## [Job]
Write out every entry precisely as given, leaving the pictures out.

## [Excerpted records]
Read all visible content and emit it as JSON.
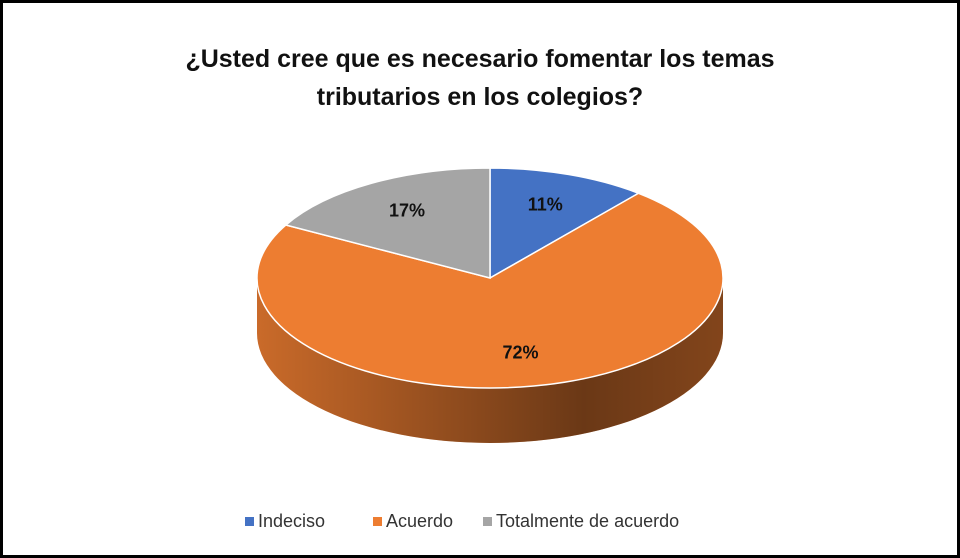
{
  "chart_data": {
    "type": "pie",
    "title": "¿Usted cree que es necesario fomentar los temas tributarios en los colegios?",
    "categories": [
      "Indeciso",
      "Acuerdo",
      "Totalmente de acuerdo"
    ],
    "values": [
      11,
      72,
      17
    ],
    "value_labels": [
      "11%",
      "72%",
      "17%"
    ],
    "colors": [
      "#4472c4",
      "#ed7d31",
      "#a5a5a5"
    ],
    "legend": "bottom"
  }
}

## [Task result]
Read all visible content and emit it as JSON.
{
  "chart_data": {
    "type": "pie",
    "title": "¿Usted cree que es necesario fomentar los temas tributarios en los colegios?",
    "categories": [
      "Indeciso",
      "Acuerdo",
      "Totalmente de acuerdo"
    ],
    "values": [
      11,
      72,
      17
    ],
    "value_labels": [
      "11%",
      "72%",
      "17%"
    ],
    "colors": [
      "#4472c4",
      "#ed7d31",
      "#a5a5a5"
    ],
    "legend": "bottom"
  }
}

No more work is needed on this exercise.